### Text passage
Rather, Joe points to Rainbow Valley as the standout in the post-Green Gables books. So I clicked over to Project Gutenberg and downloaded it. And he was right. Rainbow Valley is a real gem.


As Joe points out, Rainbow Valley is less about the staid Blythe kids than the wacky Merediths. They're the offspring of the eccentric and widowed minister. Following the death of his wife, the children mostly raise themselves (not a social worker in sight).

Things only get dicier when Mary Vance shows up, the orphan girl they take in like a lost dog.

Mary Vance is the alternate universe version of Anne. While Anne coped by filling up on literature, focusing her mental energy inwards and fueling her imagination, Mary Vance turns hers outwards, with the goal of controlling the chaotic world around her.

Not surprising, given an upbringing that makes Anne's pre-Green Gables life look comfortable by comparison. Nowadays, Mary Vance would be cast as the pitiful victim on a Law & Order episode, a serial killer's childhood flashback on Criminal Minds.

"My grandfather was a rich man. I'll bet he was richer than your grandfather. But pa drunk it all up and ma, she did her part. They used to beat me, too. Laws, I've been licked so much I kind of like it."

Or pumped full of Ritalin and handed over to Child Protective Services. But a century ago, a tough childhood gave a kid "character." Indeed, Mary Vance isn't looking for excuses. To be a "victim" is to not be in control, and that's that last thing she wants.

Mary tossed her head. She divined that the manse children were pitying her for her many stripes and she did not want pity. She wanted to be envied.

With her considerable wit focused so long on day-to-day survival, the attendant niceties long ago went by the wayside. And so unconstrained by a still nascent superego, her id leaks out all over the place. She definitely gets all the good lines.

### The request
Copy out the entire passage about Rainbow Valley word for word.

[A block of data]

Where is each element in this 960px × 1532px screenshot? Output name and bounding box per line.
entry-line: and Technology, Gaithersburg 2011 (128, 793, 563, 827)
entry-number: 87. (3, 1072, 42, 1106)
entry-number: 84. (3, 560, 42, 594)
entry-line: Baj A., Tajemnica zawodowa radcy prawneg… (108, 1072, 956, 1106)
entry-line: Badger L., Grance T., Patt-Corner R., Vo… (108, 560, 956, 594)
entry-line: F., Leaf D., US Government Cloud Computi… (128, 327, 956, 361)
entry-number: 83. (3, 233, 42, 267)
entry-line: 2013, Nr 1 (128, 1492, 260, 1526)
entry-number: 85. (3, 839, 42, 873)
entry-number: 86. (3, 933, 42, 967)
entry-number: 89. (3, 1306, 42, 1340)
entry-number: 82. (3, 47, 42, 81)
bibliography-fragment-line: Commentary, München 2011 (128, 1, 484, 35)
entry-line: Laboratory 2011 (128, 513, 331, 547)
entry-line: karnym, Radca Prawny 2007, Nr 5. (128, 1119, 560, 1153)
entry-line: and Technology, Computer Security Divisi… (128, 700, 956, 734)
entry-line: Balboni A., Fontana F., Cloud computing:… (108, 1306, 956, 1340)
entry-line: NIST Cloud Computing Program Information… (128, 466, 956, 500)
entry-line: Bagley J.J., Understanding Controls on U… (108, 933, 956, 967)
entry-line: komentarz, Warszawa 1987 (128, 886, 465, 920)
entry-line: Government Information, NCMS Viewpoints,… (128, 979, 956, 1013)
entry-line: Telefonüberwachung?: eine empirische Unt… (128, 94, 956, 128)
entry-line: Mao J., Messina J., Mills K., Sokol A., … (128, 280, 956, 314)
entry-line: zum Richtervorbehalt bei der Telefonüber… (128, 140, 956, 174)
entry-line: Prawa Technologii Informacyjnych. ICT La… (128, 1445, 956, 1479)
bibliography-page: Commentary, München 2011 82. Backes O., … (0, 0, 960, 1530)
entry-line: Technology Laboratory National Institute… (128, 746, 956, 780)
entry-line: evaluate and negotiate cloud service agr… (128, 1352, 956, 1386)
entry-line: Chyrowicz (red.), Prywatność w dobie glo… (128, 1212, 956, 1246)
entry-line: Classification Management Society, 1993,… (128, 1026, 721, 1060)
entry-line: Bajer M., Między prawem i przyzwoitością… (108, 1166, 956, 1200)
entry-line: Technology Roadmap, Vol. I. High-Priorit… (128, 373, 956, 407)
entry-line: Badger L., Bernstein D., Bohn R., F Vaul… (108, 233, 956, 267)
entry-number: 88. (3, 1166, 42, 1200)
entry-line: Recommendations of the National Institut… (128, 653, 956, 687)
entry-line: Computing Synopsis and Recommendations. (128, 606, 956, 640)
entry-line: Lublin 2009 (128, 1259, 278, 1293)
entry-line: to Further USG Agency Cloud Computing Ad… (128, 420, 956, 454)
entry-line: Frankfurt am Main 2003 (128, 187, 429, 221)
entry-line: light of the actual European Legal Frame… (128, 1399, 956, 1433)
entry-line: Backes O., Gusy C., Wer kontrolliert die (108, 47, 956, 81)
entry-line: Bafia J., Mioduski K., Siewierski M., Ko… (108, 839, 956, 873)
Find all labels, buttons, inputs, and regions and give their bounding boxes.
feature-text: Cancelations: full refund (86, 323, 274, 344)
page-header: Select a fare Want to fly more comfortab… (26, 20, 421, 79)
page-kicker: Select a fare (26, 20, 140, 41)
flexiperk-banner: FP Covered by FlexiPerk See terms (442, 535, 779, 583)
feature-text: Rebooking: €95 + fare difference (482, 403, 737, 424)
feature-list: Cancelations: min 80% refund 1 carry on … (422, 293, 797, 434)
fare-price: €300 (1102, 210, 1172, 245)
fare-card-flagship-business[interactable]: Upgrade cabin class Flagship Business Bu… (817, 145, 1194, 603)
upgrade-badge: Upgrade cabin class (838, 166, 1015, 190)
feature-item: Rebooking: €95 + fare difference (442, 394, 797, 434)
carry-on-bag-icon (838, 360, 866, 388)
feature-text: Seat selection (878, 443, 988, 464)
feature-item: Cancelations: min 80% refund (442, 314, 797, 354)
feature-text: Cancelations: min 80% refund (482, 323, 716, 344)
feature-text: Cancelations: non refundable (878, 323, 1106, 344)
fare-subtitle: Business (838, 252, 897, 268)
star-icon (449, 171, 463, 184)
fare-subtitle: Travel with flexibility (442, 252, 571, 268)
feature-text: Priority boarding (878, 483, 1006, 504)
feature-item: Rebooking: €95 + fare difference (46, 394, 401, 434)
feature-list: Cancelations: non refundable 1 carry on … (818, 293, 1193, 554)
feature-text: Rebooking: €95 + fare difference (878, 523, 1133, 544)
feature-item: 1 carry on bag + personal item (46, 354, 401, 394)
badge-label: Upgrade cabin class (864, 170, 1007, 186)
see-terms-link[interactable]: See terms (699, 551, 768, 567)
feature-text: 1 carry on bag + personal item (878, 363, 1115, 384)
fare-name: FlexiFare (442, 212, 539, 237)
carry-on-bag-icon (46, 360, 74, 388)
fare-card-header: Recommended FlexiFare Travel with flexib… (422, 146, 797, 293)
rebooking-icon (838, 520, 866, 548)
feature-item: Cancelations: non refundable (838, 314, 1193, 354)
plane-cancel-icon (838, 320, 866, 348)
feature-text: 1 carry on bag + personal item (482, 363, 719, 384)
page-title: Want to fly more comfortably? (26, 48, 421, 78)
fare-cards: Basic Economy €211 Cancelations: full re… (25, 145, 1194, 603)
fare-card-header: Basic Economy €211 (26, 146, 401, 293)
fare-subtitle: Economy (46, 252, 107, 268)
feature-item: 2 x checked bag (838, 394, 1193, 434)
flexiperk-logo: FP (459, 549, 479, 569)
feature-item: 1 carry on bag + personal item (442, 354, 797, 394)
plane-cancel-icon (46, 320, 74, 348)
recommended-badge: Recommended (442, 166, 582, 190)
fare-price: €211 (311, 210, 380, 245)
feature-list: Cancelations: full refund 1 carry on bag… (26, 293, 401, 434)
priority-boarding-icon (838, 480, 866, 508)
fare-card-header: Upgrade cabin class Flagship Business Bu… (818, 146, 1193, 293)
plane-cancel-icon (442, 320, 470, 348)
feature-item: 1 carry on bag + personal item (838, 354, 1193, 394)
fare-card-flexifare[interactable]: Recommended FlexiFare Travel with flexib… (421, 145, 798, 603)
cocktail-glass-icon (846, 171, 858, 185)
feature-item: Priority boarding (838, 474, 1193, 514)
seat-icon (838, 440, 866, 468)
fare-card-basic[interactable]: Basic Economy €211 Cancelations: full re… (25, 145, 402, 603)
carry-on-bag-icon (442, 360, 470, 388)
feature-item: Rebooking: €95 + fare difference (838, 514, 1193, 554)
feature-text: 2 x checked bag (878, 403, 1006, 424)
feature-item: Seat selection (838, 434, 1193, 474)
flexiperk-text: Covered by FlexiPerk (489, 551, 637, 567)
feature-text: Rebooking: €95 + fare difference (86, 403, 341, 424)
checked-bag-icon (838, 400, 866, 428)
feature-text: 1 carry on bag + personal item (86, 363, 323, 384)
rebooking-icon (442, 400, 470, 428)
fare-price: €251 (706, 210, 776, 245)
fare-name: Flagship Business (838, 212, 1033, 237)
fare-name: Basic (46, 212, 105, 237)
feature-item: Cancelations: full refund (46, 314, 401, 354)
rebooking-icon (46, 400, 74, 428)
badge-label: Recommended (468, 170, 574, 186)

### Response
Rather, Joe points to Rainbow Valley as the standout in the post-Green Gables books. So I clicked over to Project Gutenberg and downloaded it. And he was right. Rainbow Valley is a real gem.


As Joe points out, Rainbow Valley is less about the staid Blythe kids than the wacky Merediths. They're the offspring of the eccentric and widowed minister. Following the death of his wife, the children mostly raise themselves (not a social worker in sight).

Things only get dicier when Mary Vance shows up, the orphan girl they take in like a lost dog.

Mary Vance is the alternate universe version of Anne. While Anne coped by filling up on literature, focusing her mental energy inwards and fueling her imagination, Mary Vance turns hers outwards, with the goal of controlling the chaotic world around her.

Not surprising, given an upbringing that makes Anne's pre-Green Gables life look comfortable by comparison. Nowadays, Mary Vance would be cast as the pitiful victim on a Law & Order episode, a serial killer's childhood flashback on Criminal Minds.

"My grandfather was a rich man. I'll bet he was richer than your grandfather. But pa drunk it all up and ma, she did her part. They used to beat me, too. Laws, I've been licked so much I kind of like it."

Or pumped full of Ritalin and handed over to Child Protective Services. But a century ago, a tough childhood gave a kid "character." Indeed, Mary Vance isn't looking for excuses. To be a "victim" is to not be in control, and that's that last thing she wants.

Mary tossed her head. She divined that the manse children were pitying her for her many stripes and she did not want pity. She wanted to be envied.

With her considerable wit focused so long on day-to-day survival, the attendant niceties long ago went by the wayside. And so unconstrained by a still nascent superego, her id leaks out all over the place. She definitely gets all the good lines.